§ SET EXERCISE: Locate each line below that includes "background" and reproduce it.

-------- DATA FOR THIS EXERCISE

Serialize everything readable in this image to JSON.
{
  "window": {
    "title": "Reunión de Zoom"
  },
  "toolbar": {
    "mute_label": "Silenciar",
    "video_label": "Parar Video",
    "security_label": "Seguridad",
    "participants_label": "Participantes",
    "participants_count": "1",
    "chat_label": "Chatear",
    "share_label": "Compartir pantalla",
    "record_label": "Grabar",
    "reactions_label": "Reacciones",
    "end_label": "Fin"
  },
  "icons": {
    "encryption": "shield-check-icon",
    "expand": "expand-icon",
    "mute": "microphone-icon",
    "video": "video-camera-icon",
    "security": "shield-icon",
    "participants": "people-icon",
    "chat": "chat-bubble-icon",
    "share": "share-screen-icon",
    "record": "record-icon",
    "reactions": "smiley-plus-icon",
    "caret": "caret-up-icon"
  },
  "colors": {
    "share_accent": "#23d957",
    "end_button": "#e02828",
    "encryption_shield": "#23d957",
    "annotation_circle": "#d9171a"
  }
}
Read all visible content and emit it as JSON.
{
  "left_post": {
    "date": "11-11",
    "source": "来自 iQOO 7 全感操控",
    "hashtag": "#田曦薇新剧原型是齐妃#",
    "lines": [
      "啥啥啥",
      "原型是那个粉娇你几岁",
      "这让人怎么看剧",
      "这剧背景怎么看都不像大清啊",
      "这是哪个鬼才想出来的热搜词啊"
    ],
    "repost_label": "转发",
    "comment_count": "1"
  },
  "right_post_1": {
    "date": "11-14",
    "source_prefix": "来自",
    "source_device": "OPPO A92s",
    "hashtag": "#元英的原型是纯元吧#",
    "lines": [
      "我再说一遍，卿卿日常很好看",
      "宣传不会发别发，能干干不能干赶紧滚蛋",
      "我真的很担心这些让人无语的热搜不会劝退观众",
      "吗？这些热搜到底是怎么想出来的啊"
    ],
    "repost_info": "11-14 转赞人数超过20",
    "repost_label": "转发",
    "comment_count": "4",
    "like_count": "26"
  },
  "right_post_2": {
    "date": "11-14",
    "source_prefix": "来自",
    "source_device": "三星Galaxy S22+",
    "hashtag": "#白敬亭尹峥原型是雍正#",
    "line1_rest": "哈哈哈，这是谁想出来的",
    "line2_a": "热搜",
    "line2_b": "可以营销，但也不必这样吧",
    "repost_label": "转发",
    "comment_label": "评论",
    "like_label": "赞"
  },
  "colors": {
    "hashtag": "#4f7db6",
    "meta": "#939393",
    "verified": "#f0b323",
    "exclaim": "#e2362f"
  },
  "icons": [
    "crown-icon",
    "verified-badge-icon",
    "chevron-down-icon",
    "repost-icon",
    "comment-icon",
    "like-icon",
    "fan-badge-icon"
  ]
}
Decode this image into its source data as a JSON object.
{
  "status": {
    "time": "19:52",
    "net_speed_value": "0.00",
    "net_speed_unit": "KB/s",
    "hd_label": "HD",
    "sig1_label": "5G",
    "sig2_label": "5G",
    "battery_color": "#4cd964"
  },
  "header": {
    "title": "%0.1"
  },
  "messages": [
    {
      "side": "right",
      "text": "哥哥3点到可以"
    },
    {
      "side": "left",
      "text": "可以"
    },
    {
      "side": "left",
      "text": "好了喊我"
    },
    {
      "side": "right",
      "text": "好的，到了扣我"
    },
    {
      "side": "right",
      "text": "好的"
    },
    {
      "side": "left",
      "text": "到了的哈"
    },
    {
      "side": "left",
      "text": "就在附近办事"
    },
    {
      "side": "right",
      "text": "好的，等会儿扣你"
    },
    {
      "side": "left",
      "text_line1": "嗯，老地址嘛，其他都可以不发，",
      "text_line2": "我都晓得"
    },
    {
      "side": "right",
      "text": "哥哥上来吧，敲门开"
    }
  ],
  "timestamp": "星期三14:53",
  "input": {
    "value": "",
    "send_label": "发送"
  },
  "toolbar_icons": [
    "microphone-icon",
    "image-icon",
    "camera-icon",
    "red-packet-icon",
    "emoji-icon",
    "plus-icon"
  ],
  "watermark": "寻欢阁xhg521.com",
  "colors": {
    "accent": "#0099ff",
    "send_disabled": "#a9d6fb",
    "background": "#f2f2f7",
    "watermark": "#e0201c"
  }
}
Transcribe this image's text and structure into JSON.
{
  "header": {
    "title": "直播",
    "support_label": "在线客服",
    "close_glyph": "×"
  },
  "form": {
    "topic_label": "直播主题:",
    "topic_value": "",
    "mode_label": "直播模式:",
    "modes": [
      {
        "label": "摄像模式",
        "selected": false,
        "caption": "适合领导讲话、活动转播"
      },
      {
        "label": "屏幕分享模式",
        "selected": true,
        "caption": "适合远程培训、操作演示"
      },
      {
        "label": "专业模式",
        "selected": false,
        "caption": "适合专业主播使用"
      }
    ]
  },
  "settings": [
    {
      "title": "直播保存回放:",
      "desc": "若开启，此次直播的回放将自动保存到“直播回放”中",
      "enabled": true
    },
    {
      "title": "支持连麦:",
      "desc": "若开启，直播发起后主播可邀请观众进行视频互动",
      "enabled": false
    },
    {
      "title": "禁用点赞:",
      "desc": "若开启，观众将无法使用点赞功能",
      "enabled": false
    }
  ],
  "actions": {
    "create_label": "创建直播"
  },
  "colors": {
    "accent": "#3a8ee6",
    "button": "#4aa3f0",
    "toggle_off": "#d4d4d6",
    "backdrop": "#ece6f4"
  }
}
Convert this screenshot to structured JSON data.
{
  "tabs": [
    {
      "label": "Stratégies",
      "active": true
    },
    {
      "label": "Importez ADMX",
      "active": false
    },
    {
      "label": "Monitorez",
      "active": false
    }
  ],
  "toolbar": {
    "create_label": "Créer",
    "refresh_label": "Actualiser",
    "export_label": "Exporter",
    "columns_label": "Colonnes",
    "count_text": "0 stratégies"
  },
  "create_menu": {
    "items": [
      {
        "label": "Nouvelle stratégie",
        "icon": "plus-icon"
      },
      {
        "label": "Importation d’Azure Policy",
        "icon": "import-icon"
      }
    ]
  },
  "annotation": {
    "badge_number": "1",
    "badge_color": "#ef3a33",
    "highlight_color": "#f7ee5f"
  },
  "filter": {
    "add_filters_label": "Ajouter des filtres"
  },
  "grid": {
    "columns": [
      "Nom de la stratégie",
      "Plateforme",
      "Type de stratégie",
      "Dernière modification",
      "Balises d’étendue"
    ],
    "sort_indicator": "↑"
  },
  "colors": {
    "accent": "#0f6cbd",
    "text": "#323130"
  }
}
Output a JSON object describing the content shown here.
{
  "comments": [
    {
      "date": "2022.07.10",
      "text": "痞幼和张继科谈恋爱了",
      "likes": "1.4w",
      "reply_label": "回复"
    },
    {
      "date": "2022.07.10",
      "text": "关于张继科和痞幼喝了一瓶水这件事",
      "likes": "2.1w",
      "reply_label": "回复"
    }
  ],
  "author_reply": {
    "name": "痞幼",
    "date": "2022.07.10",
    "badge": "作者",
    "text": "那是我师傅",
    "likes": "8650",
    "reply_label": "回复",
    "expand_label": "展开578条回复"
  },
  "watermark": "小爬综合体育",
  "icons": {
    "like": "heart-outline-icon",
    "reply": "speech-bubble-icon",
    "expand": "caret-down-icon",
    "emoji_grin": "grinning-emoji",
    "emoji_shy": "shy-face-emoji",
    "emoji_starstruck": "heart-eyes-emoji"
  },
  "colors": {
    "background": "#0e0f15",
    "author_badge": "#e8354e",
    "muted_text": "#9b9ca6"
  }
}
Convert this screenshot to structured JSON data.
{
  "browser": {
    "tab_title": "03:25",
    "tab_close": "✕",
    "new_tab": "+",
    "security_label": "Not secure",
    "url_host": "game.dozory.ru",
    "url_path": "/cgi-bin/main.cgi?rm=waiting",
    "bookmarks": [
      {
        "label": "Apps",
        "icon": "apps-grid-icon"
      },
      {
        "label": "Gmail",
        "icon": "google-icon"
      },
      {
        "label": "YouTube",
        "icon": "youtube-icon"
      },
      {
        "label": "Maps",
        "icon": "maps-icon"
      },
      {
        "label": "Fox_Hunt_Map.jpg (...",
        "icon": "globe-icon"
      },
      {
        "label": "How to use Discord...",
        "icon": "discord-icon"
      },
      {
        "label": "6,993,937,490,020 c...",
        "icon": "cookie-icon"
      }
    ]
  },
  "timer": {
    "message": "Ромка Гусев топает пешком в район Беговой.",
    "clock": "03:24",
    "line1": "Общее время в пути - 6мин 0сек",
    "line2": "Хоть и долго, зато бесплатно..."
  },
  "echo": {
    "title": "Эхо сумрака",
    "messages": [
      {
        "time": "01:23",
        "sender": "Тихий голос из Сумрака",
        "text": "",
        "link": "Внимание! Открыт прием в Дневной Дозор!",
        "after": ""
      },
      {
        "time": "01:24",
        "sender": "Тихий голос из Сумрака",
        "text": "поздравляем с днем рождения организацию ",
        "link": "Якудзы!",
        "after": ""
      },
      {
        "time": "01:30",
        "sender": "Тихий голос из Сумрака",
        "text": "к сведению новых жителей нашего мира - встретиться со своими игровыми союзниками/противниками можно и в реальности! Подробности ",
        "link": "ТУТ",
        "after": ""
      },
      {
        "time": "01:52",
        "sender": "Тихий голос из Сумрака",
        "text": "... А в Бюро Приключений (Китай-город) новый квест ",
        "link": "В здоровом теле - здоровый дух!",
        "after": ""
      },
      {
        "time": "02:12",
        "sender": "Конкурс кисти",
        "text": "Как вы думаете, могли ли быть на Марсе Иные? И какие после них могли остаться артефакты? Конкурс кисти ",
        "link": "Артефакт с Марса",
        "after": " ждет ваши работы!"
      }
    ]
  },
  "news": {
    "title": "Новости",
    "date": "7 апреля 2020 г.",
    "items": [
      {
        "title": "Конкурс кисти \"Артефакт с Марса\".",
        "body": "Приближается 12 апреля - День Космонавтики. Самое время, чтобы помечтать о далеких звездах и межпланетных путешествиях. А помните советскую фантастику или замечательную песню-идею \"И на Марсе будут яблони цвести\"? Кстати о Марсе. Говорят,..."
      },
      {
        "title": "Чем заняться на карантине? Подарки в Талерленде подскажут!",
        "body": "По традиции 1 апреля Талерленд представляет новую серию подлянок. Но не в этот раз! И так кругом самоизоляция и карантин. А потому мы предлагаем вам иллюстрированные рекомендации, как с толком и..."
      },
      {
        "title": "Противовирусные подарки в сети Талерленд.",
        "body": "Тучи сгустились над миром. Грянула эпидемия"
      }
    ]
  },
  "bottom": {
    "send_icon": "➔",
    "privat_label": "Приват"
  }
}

----------------

§ COMPLETED EXERCISE:
    "background": "#f2f2f7",
    "background": "#0e0f15",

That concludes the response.